Dataset records:
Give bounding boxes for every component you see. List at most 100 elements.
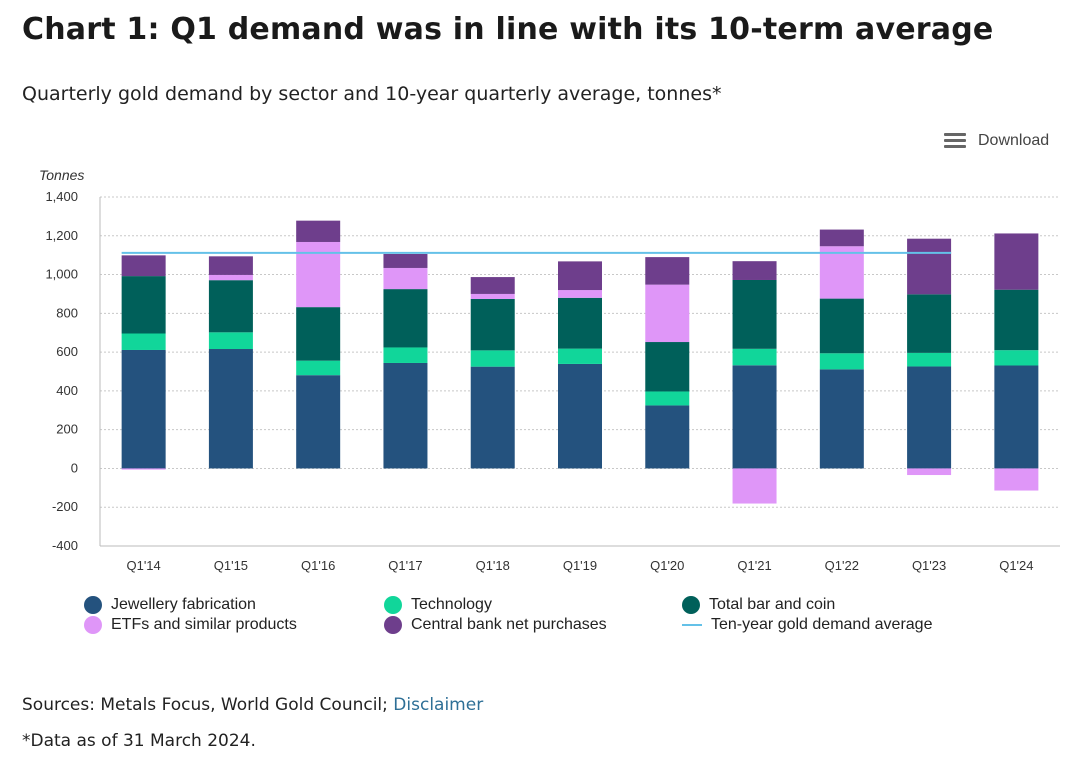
bar-segment	[383, 347, 428, 363]
x-tick-label: Q1'15	[214, 558, 248, 573]
legend-swatch	[384, 596, 402, 614]
bar-segment	[470, 298, 515, 351]
bar-segment	[819, 369, 864, 469]
bar-segment	[732, 468, 777, 504]
legend-item[interactable]: Technology	[384, 596, 492, 614]
bar-segment	[732, 348, 777, 366]
legend-label: Ten-year gold demand average	[711, 616, 933, 633]
x-tick-label: Q1'21	[737, 558, 771, 573]
legend-label: Jewellery fabrication	[111, 596, 256, 613]
gold-demand-chart: -400 -200 0 200 400 600 800 1,000 1,200 1,400 Tonn…	[39, 167, 1060, 573]
bar-segment	[907, 238, 952, 295]
bar-segment	[645, 405, 690, 469]
bar-segment	[732, 365, 777, 469]
legend-swatch	[84, 616, 102, 634]
bar-segment	[296, 220, 341, 242]
y-tick-label: 0	[71, 460, 78, 475]
bar-segment	[819, 353, 864, 370]
bar-segment	[732, 261, 777, 280]
bar-segment	[994, 468, 1039, 491]
disclaimer-link[interactable]: Disclaimer	[393, 695, 484, 715]
bar-segment	[470, 366, 515, 469]
legend-label: Total bar and coin	[709, 596, 836, 613]
y-tick-label: 1,200	[45, 228, 78, 243]
bar-segment	[558, 363, 602, 469]
x-tick-label: Q1'22	[825, 558, 859, 573]
bar-segment	[121, 333, 166, 350]
y-tick-label: 1,000	[45, 267, 78, 282]
bar-segment	[296, 360, 341, 376]
bar-segment	[819, 246, 864, 299]
bar-segment	[470, 293, 515, 299]
bar-segment	[994, 233, 1039, 290]
bar-segment	[819, 229, 864, 247]
bar-segment	[296, 375, 341, 469]
y-axis-label: Tonnes	[39, 167, 84, 183]
bar-segment	[208, 280, 253, 333]
bar-segment	[208, 274, 253, 281]
y-tick-label: -200	[52, 499, 78, 514]
bar-segment	[383, 289, 428, 348]
bar-segment	[994, 350, 1039, 366]
bar-segment	[907, 468, 952, 476]
x-tick-label: Q1'20	[650, 558, 684, 573]
bar-segment	[470, 277, 515, 294]
sources-note: Sources: Metals Focus, World Gold Counci…	[22, 695, 483, 715]
bar-segment	[470, 350, 515, 367]
bar-segment	[558, 261, 602, 291]
bar-segment	[121, 468, 166, 470]
bar-segment	[645, 391, 690, 406]
download-label: Download	[978, 132, 1050, 149]
y-tick-label: 400	[56, 383, 78, 398]
y-tick-label: 200	[56, 422, 78, 437]
bar-segment	[296, 307, 341, 361]
bar-segment	[994, 365, 1039, 469]
bar-segment	[121, 255, 166, 277]
bar-segment	[819, 298, 864, 354]
y-tick-label: -400	[52, 538, 78, 553]
legend-item[interactable]: Ten-year gold demand average	[682, 616, 932, 634]
bar-segment	[645, 342, 690, 392]
legend-item[interactable]: Central bank net purchases	[384, 616, 607, 634]
menu-icon	[944, 133, 966, 149]
y-tick-label: 800	[56, 305, 78, 320]
bar-segment	[383, 267, 428, 290]
bar-segment	[208, 332, 253, 350]
legend-label: ETFs and similar products	[111, 616, 297, 633]
legend-label: Central bank net purchases	[411, 616, 607, 633]
x-tick-label: Q1'16	[301, 558, 335, 573]
legend-item[interactable]: ETFs and similar products	[84, 616, 297, 634]
bar-segment	[383, 254, 428, 268]
bar-segment	[558, 290, 602, 298]
bar-segment	[208, 349, 253, 469]
legend-swatch	[682, 596, 700, 614]
chart-title: Chart 1: Q1 demand was in line with its …	[22, 12, 994, 47]
bar-segment	[907, 294, 952, 353]
bar-segment	[121, 276, 166, 334]
chart-legend: Jewellery fabrication Technology Total bar…	[84, 596, 1064, 640]
y-tick-label: 600	[56, 344, 78, 359]
x-tick-label: Q1'18	[476, 558, 510, 573]
x-tick-label: Q1'23	[912, 558, 946, 573]
bar-segment	[907, 366, 952, 469]
sources-text: Sources: Metals Focus, World Gold Counci…	[22, 695, 394, 715]
x-tick-label: Q1'17	[388, 558, 422, 573]
x-tick-label: Q1'19	[563, 558, 597, 573]
legend-item[interactable]: Jewellery fabrication	[84, 596, 256, 614]
download-button[interactable]: Download	[944, 132, 1049, 150]
legend-swatch	[84, 596, 102, 614]
bar-segment	[383, 362, 428, 469]
footnote: *Data as of 31 March 2024.	[22, 731, 256, 751]
legend-line-swatch	[682, 624, 702, 626]
bar-segment	[558, 348, 602, 364]
legend-item[interactable]: Total bar and coin	[682, 596, 835, 614]
bar-segment	[208, 256, 253, 275]
x-tick-label: Q1'14	[126, 558, 160, 573]
bar-segment	[907, 352, 952, 367]
bar-segment	[994, 289, 1039, 351]
y-tick-label: 1,400	[45, 189, 78, 204]
legend-label: Technology	[411, 596, 492, 613]
x-tick-label: Q1'24	[999, 558, 1033, 573]
bar-segment	[558, 297, 602, 349]
bar-segment	[732, 279, 777, 349]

Short task: Reproduce the lines of the records unchanged, starting at the line that contains "347, 428, 363]" and stopping after the line that contains "468, 1039, 491]".

Output below:
bar-segment	[383, 347, 428, 363]
x-tick-label: Q1'15	[214, 558, 248, 573]
legend-swatch	[384, 596, 402, 614]
bar-segment	[470, 298, 515, 351]
bar-segment	[819, 369, 864, 469]
bar-segment	[732, 468, 777, 504]
legend-item[interactable]: Technology	[384, 596, 492, 614]
bar-segment	[732, 348, 777, 366]
legend-label: Ten-year gold demand average	[711, 616, 933, 633]
x-tick-label: Q1'21	[737, 558, 771, 573]
legend-label: Jewellery fabrication	[111, 596, 256, 613]
gold-demand-chart: -400 -200 0 200 400 600 800 1,000 1,200 1,400 Tonn…	[39, 167, 1060, 573]
bar-segment	[907, 238, 952, 295]
bar-segment	[645, 405, 690, 469]
bar-segment	[732, 365, 777, 469]
legend-swatch	[84, 616, 102, 634]
bar-segment	[296, 220, 341, 242]
y-tick-label: 0	[71, 460, 78, 475]
bar-segment	[819, 353, 864, 370]
bar-segment	[732, 261, 777, 280]
bar-segment	[994, 468, 1039, 491]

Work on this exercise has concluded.